Short problem:
Quote every line as given.

Dataset records
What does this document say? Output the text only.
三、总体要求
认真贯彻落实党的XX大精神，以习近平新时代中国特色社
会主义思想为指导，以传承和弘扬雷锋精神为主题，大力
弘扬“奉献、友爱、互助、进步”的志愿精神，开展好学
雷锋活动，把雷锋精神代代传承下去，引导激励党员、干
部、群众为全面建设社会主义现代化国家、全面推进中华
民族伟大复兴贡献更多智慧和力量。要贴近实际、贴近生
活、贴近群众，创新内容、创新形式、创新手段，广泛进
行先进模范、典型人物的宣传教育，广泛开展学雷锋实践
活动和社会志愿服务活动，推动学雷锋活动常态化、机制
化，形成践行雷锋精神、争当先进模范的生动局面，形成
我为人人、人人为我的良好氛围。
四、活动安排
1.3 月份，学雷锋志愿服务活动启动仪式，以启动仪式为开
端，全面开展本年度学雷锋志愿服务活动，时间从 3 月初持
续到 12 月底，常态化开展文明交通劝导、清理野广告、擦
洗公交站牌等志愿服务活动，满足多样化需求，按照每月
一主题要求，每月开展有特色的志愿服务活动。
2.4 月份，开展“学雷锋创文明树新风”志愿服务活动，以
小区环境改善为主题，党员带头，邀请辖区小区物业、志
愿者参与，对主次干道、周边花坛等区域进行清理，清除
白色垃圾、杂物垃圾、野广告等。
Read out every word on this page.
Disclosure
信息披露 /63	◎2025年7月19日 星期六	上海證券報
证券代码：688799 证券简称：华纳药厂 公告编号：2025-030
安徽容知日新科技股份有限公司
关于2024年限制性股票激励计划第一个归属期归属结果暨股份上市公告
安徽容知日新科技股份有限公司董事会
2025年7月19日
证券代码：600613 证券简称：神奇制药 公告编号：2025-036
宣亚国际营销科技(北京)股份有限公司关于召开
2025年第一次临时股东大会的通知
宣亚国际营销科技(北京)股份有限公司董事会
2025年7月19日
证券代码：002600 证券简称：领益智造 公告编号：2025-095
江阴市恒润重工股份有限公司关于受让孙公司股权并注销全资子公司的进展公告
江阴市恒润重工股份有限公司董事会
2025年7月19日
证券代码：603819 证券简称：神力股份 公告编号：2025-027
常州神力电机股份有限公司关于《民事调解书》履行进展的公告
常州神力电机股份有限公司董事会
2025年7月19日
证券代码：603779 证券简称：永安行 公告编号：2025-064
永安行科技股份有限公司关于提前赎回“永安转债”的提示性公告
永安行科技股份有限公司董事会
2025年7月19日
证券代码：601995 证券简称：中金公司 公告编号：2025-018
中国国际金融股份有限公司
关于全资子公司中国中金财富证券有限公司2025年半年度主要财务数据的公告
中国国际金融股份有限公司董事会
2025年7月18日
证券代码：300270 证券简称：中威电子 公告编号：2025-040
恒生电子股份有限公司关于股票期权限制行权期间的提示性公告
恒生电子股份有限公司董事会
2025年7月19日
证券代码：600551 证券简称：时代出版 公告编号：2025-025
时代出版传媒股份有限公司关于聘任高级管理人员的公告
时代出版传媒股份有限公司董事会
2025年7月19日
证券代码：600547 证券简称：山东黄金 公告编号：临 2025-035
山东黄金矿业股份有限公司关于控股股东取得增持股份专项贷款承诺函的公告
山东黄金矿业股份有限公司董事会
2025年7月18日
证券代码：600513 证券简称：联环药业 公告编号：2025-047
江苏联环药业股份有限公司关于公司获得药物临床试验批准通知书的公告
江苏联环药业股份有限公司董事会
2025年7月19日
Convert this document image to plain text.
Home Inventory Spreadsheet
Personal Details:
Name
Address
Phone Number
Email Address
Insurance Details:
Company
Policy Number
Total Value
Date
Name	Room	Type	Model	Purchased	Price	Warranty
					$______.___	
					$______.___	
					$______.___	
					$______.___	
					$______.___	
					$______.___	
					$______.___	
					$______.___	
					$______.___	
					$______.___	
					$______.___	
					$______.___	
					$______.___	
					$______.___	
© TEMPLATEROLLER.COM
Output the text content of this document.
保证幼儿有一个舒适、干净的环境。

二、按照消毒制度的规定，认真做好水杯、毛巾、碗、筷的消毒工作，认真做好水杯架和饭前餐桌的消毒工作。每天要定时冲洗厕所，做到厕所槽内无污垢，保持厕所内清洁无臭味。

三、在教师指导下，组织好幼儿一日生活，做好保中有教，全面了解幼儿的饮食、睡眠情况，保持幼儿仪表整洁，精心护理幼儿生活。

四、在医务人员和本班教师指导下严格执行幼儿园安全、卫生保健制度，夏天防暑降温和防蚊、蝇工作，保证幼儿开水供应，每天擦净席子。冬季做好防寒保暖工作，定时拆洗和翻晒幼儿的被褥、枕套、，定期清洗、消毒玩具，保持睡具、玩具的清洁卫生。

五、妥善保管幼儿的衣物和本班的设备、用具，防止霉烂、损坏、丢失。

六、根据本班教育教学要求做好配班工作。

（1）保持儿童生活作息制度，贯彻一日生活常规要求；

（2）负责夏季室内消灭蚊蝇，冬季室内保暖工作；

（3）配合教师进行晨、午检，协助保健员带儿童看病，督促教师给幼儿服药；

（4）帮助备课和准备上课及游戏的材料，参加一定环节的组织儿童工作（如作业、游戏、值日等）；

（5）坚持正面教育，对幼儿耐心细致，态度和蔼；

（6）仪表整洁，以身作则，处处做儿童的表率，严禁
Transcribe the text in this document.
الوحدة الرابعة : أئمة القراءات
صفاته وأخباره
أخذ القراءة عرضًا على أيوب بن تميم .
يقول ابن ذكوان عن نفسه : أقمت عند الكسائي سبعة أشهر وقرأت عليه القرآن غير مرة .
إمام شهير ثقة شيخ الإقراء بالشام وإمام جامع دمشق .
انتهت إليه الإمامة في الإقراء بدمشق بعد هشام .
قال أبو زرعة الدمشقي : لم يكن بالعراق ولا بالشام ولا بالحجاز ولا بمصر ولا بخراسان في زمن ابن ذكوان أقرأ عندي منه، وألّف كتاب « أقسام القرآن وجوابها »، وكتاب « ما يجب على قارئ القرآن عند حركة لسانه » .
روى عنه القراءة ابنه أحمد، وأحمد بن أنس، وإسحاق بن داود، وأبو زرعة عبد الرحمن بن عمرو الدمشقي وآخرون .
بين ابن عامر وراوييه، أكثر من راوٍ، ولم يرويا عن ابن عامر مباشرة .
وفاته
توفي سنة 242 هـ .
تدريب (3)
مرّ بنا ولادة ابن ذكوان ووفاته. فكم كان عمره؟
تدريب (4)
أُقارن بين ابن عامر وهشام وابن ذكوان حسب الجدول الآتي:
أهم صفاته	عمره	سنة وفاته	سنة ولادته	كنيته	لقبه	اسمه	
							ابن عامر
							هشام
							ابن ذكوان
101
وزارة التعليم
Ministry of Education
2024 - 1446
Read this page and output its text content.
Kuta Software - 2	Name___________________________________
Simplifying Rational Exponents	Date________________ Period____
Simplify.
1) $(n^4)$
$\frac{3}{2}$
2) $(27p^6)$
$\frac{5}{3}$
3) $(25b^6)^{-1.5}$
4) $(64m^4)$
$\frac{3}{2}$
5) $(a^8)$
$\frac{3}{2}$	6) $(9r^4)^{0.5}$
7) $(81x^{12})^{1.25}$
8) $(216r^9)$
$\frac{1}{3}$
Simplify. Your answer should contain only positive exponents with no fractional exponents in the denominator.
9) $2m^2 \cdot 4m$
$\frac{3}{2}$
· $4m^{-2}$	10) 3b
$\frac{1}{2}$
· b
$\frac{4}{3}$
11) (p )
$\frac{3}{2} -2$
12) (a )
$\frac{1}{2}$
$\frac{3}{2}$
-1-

Answer for this exercise:
What does this document say? Output the text only.
三、总体要求
认真贯彻落实党的XX大精神，以习近平新时代中国特色社
会主义思想为指导，以传承和弘扬雷锋精神为主题，大力
弘扬“奉献、友爱、互助、进步”的志愿精神，开展好学
雷锋活动，把雷锋精神代代传承下去，引导激励党员、干
部、群众为全面建设社会主义现代化国家、全面推进中华
民族伟大复兴贡献更多智慧和力量。要贴近实际、贴近生
活、贴近群众，创新内容、创新形式、创新手段，广泛进
行先进模范、典型人物的宣传教育，广泛开展学雷锋实践
活动和社会志愿服务活动，推动学雷锋活动常态化、机制
化，形成践行雷锋精神、争当先进模范的生动局面，形成
我为人人、人人为我的良好氛围。
四、活动安排
1.3 月份，学雷锋志愿服务活动启动仪式，以启动仪式为开
端，全面开展本年度学雷锋志愿服务活动，时间从 3 月初持
续到 12 月底，常态化开展文明交通劝导、清理野广告、擦
洗公交站牌等志愿服务活动，满足多样化需求，按照每月
一主题要求，每月开展有特色的志愿服务活动。
2.4 月份，开展“学雷锋创文明树新风”志愿服务活动，以
小区环境改善为主题，党员带头，邀请辖区小区物业、志
愿者参与，对主次干道、周边花坛等区域进行清理，清除
白色垃圾、杂物垃圾、野广告等。
Read out every word on this page.
Disclosure
信息披露 /63	◎2025年7月19日 星期六	上海證券報
证券代码：688799 证券简称：华纳药厂 公告编号：2025-030
安徽容知日新科技股份有限公司
关于2024年限制性股票激励计划第一个归属期归属结果暨股份上市公告
安徽容知日新科技股份有限公司董事会
2025年7月19日
证券代码：600613 证券简称：神奇制药 公告编号：2025-036
宣亚国际营销科技(北京)股份有限公司关于召开
2025年第一次临时股东大会的通知
宣亚国际营销科技(北京)股份有限公司董事会
2025年7月19日
证券代码：002600 证券简称：领益智造 公告编号：2025-095
江阴市恒润重工股份有限公司关于受让孙公司股权并注销全资子公司的进展公告
江阴市恒润重工股份有限公司董事会
2025年7月19日
证券代码：603819 证券简称：神力股份 公告编号：2025-027
常州神力电机股份有限公司关于《民事调解书》履行进展的公告
常州神力电机股份有限公司董事会
2025年7月19日
证券代码：603779 证券简称：永安行 公告编号：2025-064
永安行科技股份有限公司关于提前赎回“永安转债”的提示性公告
永安行科技股份有限公司董事会
2025年7月19日
证券代码：601995 证券简称：中金公司 公告编号：2025-018
中国国际金融股份有限公司
关于全资子公司中国中金财富证券有限公司2025年半年度主要财务数据的公告
中国国际金融股份有限公司董事会
2025年7月18日
证券代码：300270 证券简称：中威电子 公告编号：2025-040
恒生电子股份有限公司关于股票期权限制行权期间的提示性公告
恒生电子股份有限公司董事会
2025年7月19日
证券代码：600551 证券简称：时代出版 公告编号：2025-025
时代出版传媒股份有限公司关于聘任高级管理人员的公告
时代出版传媒股份有限公司董事会
2025年7月19日
证券代码：600547 证券简称：山东黄金 公告编号：临 2025-035
山东黄金矿业股份有限公司关于控股股东取得增持股份专项贷款承诺函的公告
山东黄金矿业股份有限公司董事会
2025年7月18日
证券代码：600513 证券简称：联环药业 公告编号：2025-047
江苏联环药业股份有限公司关于公司获得药物临床试验批准通知书的公告
江苏联环药业股份有限公司董事会
2025年7月19日
Convert this document image to plain text.
Home Inventory Spreadsheet
Personal Details:
Name
Address
Phone Number
Email Address
Insurance Details:
Company
Policy Number
Total Value
Date
Name	Room	Type	Model	Purchased	Price	Warranty
					$______.___	
					$______.___	
					$______.___	
					$______.___	
					$______.___	
					$______.___	
					$______.___	
					$______.___	
					$______.___	
					$______.___	
					$______.___	
					$______.___	
					$______.___	
					$______.___	
© TEMPLATEROLLER.COM
Output the text content of this document.
保证幼儿有一个舒适、干净的环境。

二、按照消毒制度的规定，认真做好水杯、毛巾、碗、筷的消毒工作，认真做好水杯架和饭前餐桌的消毒工作。每天要定时冲洗厕所，做到厕所槽内无污垢，保持厕所内清洁无臭味。

三、在教师指导下，组织好幼儿一日生活，做好保中有教，全面了解幼儿的饮食、睡眠情况，保持幼儿仪表整洁，精心护理幼儿生活。

四、在医务人员和本班教师指导下严格执行幼儿园安全、卫生保健制度，夏天防暑降温和防蚊、蝇工作，保证幼儿开水供应，每天擦净席子。冬季做好防寒保暖工作，定时拆洗和翻晒幼儿的被褥、枕套、，定期清洗、消毒玩具，保持睡具、玩具的清洁卫生。

五、妥善保管幼儿的衣物和本班的设备、用具，防止霉烂、损坏、丢失。

六、根据本班教育教学要求做好配班工作。

（1）保持儿童生活作息制度，贯彻一日生活常规要求；

（2）负责夏季室内消灭蚊蝇，冬季室内保暖工作；

（3）配合教师进行晨、午检，协助保健员带儿童看病，督促教师给幼儿服药；

（4）帮助备课和准备上课及游戏的材料，参加一定环节的组织儿童工作（如作业、游戏、值日等）；

（5）坚持正面教育，对幼儿耐心细致，态度和蔼；

（6）仪表整洁，以身作则，处处做儿童的表率，严禁
Transcribe the text in this document.
الوحدة الرابعة : أئمة القراءات
صفاته وأخباره
أخذ القراءة عرضًا على أيوب بن تميم .
يقول ابن ذكوان عن نفسه : أقمت عند الكسائي سبعة أشهر وقرأت عليه القرآن غير مرة .
إمام شهير ثقة شيخ الإقراء بالشام وإمام جامع دمشق .
انتهت إليه الإمامة في الإقراء بدمشق بعد هشام .
قال أبو زرعة الدمشقي : لم يكن بالعراق ولا بالشام ولا بالحجاز ولا بمصر ولا بخراسان في زمن ابن ذكوان أقرأ عندي منه، وألّف كتاب « أقسام القرآن وجوابها »، وكتاب « ما يجب على قارئ القرآن عند حركة لسانه » .
روى عنه القراءة ابنه أحمد، وأحمد بن أنس، وإسحاق بن داود، وأبو زرعة عبد الرحمن بن عمرو الدمشقي وآخرون .
بين ابن عامر وراوييه، أكثر من راوٍ، ولم يرويا عن ابن عامر مباشرة .
وفاته
توفي سنة 242 هـ .
تدريب (3)
مرّ بنا ولادة ابن ذكوان ووفاته. فكم كان عمره؟
تدريب (4)
أُقارن بين ابن عامر وهشام وابن ذكوان حسب الجدول الآتي:
أهم صفاته	عمره	سنة وفاته	سنة ولادته	كنيته	لقبه	اسمه	
							ابن عامر
							هشام
							ابن ذكوان
101
وزارة التعليم
Ministry of Education
2024 - 1446
Read this page and output its text content.
Kuta Software - 2	Name___________________________________
Simplifying Rational Exponents	Date________________ Period____
Simplify.
1) $(n^4)$
$\frac{3}{2}$
2) $(27p^6)$
$\frac{5}{3}$
3) $(25b^6)^{-1.5}$
4) $(64m^4)$
$\frac{3}{2}$
5) $(a^8)$
$\frac{3}{2}$	6) $(9r^4)^{0.5}$
7) $(81x^{12})^{1.25}$
8) $(216r^9)$
$\frac{1}{3}$
Simplify. Your answer should contain only positive exponents with no fractional exponents in the denominator.
9) $2m^2 \cdot 4m$
$\frac{3}{2}$
· $4m^{-2}$	10) 3b
$\frac{1}{2}$
· b
$\frac{4}{3}$
11) (p )
$\frac{3}{2} -2$
12) (a )
$\frac{1}{2}$
$\frac{3}{2}$
-1-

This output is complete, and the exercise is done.